GIVEN EXERCISE: Take the entries below and reproduce them word for word.

* START *

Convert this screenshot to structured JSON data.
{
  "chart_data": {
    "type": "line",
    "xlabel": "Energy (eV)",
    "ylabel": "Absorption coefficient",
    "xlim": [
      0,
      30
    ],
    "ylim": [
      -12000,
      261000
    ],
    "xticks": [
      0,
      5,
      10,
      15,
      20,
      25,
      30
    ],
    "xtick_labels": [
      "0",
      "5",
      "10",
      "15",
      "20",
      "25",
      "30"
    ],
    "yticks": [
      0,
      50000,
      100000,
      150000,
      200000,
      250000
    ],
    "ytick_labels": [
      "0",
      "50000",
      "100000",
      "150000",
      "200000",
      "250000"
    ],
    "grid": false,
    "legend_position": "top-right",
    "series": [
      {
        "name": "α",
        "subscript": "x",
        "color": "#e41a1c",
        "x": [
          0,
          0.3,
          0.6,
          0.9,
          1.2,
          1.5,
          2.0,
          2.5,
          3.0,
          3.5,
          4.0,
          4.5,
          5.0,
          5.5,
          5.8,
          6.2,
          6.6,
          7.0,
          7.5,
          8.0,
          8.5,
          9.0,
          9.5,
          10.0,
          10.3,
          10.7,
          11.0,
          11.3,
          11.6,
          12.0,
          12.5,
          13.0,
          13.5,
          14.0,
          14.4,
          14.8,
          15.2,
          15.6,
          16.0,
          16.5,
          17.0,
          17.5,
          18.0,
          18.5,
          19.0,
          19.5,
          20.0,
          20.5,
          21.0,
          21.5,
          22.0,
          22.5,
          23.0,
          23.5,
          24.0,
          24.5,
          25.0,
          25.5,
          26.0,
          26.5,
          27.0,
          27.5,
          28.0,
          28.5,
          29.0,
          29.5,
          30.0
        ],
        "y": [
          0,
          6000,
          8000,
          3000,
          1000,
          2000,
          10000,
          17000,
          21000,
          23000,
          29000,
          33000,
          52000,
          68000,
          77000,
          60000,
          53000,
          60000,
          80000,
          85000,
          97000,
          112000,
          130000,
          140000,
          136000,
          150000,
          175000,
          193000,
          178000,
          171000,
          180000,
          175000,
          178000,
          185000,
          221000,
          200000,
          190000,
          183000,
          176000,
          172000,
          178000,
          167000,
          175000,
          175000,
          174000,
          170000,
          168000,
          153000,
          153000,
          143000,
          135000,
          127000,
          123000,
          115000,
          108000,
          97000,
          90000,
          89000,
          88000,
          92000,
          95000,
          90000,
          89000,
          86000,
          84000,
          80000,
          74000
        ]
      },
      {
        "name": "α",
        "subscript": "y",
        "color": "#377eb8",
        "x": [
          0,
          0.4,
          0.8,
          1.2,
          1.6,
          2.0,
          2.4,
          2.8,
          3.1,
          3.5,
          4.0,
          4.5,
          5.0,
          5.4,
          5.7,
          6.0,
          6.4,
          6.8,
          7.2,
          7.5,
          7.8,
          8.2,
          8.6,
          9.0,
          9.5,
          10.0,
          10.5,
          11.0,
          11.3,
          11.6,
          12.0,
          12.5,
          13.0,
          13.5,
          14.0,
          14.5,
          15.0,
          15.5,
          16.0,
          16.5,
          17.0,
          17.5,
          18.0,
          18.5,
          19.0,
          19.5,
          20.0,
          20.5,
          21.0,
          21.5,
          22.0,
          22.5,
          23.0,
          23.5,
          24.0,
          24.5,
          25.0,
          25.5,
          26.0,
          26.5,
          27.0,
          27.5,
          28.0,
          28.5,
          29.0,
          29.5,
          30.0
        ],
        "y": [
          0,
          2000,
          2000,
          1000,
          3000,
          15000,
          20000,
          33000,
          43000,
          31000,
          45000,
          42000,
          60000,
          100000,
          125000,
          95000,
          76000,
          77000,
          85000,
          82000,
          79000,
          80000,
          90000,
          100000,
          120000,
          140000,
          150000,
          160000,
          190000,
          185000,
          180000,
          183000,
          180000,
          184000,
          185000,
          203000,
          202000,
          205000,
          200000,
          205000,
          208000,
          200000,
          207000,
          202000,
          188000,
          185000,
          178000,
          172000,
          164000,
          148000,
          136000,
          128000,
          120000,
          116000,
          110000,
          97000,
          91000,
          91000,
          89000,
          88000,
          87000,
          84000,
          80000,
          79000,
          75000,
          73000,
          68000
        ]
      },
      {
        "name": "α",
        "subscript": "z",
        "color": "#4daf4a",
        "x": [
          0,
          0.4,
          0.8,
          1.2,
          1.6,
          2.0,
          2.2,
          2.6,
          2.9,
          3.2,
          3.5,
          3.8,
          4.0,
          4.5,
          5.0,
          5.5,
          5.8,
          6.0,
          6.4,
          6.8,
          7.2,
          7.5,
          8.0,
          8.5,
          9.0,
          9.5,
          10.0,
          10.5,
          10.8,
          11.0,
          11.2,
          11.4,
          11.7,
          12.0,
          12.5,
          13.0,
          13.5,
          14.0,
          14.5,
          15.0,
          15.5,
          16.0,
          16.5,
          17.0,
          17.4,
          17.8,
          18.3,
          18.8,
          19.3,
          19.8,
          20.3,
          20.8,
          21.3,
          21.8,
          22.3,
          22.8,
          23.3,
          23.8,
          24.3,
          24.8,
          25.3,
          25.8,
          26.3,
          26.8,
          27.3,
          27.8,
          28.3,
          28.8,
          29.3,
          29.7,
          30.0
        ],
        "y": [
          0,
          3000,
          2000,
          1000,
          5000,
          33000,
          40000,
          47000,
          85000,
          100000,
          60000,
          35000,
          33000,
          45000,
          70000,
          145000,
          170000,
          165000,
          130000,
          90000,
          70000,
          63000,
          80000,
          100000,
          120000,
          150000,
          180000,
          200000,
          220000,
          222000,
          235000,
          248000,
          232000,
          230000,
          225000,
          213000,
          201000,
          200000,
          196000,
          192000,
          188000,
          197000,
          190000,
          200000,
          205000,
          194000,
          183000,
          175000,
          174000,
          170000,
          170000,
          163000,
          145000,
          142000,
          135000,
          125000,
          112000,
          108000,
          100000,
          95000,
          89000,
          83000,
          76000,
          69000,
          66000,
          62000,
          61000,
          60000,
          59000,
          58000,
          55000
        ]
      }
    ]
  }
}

* END *

EXERCISE ANSWER:
Convert this screenshot to structured JSON data.
{
  "chart_data": {
    "type": "line",
    "xlabel": "Energy (eV)",
    "ylabel": "Absorption coefficient",
    "xlim": [
      0,
      30
    ],
    "ylim": [
      -12000,
      261000
    ],
    "xticks": [
      0,
      5,
      10,
      15,
      20,
      25,
      30
    ],
    "xtick_labels": [
      "0",
      "5",
      "10",
      "15",
      "20",
      "25",
      "30"
    ],
    "yticks": [
      0,
      50000,
      100000,
      150000,
      200000,
      250000
    ],
    "ytick_labels": [
      "0",
      "50000",
      "100000",
      "150000",
      "200000",
      "250000"
    ],
    "grid": false,
    "legend_position": "top-right",
    "series": [
      {
        "name": "α",
        "subscript": "x",
        "color": "#e41a1c",
        "x": [
          0,
          0.3,
          0.6,
          0.9,
          1.2,
          1.5,
          2.0,
          2.5,
          3.0,
          3.5,
          4.0,
          4.5,
          5.0,
          5.5,
          5.8,
          6.2,
          6.6,
          7.0,
          7.5,
          8.0,
          8.5,
          9.0,
          9.5,
          10.0,
          10.3,
          10.7,
          11.0,
          11.3,
          11.6,
          12.0,
          12.5,
          13.0,
          13.5,
          14.0,
          14.4,
          14.8,
          15.2,
          15.6,
          16.0,
          16.5,
          17.0,
          17.5,
          18.0,
          18.5,
          19.0,
          19.5,
          20.0,
          20.5,
          21.0,
          21.5,
          22.0,
          22.5,
          23.0,
          23.5,
          24.0,
          24.5,
          25.0,
          25.5,
          26.0,
          26.5,
          27.0,
          27.5,
          28.0,
          28.5,
          29.0,
          29.5,
          30.0
        ],
        "y": [
          0,
          6000,
          8000,
          3000,
          1000,
          2000,
          10000,
          17000,
          21000,
          23000,
          29000,
          33000,
          52000,
          68000,
          77000,
          60000,
          53000,
          60000,
          80000,
          85000,
          97000,
          112000,
          130000,
          140000,
          136000,
          150000,
          175000,
          193000,
          178000,
          171000,
          180000,
          175000,
          178000,
          185000,
          221000,
          200000,
          190000,
          183000,
          176000,
          172000,
          178000,
          167000,
          175000,
          175000,
          174000,
          170000,
          168000,
          153000,
          153000,
          143000,
          135000,
          127000,
          123000,
          115000,
          108000,
          97000,
          90000,
          89000,
          88000,
          92000,
          95000,
          90000,
          89000,
          86000,
          84000,
          80000,
          74000
        ]
      },
      {
        "name": "α",
        "subscript": "y",
        "color": "#377eb8",
        "x": [
          0,
          0.4,
          0.8,
          1.2,
          1.6,
          2.0,
          2.4,
          2.8,
          3.1,
          3.5,
          4.0,
          4.5,
          5.0,
          5.4,
          5.7,
          6.0,
          6.4,
          6.8,
          7.2,
          7.5,
          7.8,
          8.2,
          8.6,
          9.0,
          9.5,
          10.0,
          10.5,
          11.0,
          11.3,
          11.6,
          12.0,
          12.5,
          13.0,
          13.5,
          14.0,
          14.5,
          15.0,
          15.5,
          16.0,
          16.5,
          17.0,
          17.5,
          18.0,
          18.5,
          19.0,
          19.5,
          20.0,
          20.5,
          21.0,
          21.5,
          22.0,
          22.5,
          23.0,
          23.5,
          24.0,
          24.5,
          25.0,
          25.5,
          26.0,
          26.5,
          27.0,
          27.5,
          28.0,
          28.5,
          29.0,
          29.5,
          30.0
        ],
        "y": [
          0,
          2000,
          2000,
          1000,
          3000,
          15000,
          20000,
          33000,
          43000,
          31000,
          45000,
          42000,
          60000,
          100000,
          125000,
          95000,
          76000,
          77000,
          85000,
          82000,
          79000,
          80000,
          90000,
          100000,
          120000,
          140000,
          150000,
          160000,
          190000,
          185000,
          180000,
          183000,
          180000,
          184000,
          185000,
          203000,
          202000,
          205000,
          200000,
          205000,
          208000,
          200000,
          207000,
          202000,
          188000,
          185000,
          178000,
          172000,
          164000,
          148000,
          136000,
          128000,
          120000,
          116000,
          110000,
          97000,
          91000,
          91000,
          89000,
          88000,
          87000,
          84000,
          80000,
          79000,
          75000,
          73000,
          68000
        ]
      },
      {
        "name": "α",
        "subscript": "z",
        "color": "#4daf4a",
        "x": [
          0,
          0.4,
          0.8,
          1.2,
          1.6,
          2.0,
          2.2,
          2.6,
          2.9,
          3.2,
          3.5,
          3.8,
          4.0,
          4.5,
          5.0,
          5.5,
          5.8,
          6.0,
          6.4,
          6.8,
          7.2,
          7.5,
          8.0,
          8.5,
          9.0,
          9.5,
          10.0,
          10.5,
          10.8,
          11.0,
          11.2,
          11.4,
          11.7,
          12.0,
          12.5,
          13.0,
          13.5,
          14.0,
          14.5,
          15.0,
          15.5,
          16.0,
          16.5,
          17.0,
          17.4,
          17.8,
          18.3,
          18.8,
          19.3,
          19.8,
          20.3,
          20.8,
          21.3,
          21.8,
          22.3,
          22.8,
          23.3,
          23.8,
          24.3,
          24.8,
          25.3,
          25.8,
          26.3,
          26.8,
          27.3,
          27.8,
          28.3,
          28.8,
          29.3,
          29.7,
          30.0
        ],
        "y": [
          0,
          3000,
          2000,
          1000,
          5000,
          33000,
          40000,
          47000,
          85000,
          100000,
          60000,
          35000,
          33000,
          45000,
          70000,
          145000,
          170000,
          165000,
          130000,
          90000,
          70000,
          63000,
          80000,
          100000,
          120000,
          150000,
          180000,
          200000,
          220000,
          222000,
          235000,
          248000,
          232000,
          230000,
          225000,
          213000,
          201000,
          200000,
          196000,
          192000,
          188000,
          197000,
          190000,
          200000,
          205000,
          194000,
          183000,
          175000,
          174000,
          170000,
          170000,
          163000,
          145000,
          142000,
          135000,
          125000,
          112000,
          108000,
          100000,
          95000,
          89000,
          83000,
          76000,
          69000,
          66000,
          62000,
          61000,
          60000,
          59000,
          58000,
          55000
        ]
      }
    ]
  }
}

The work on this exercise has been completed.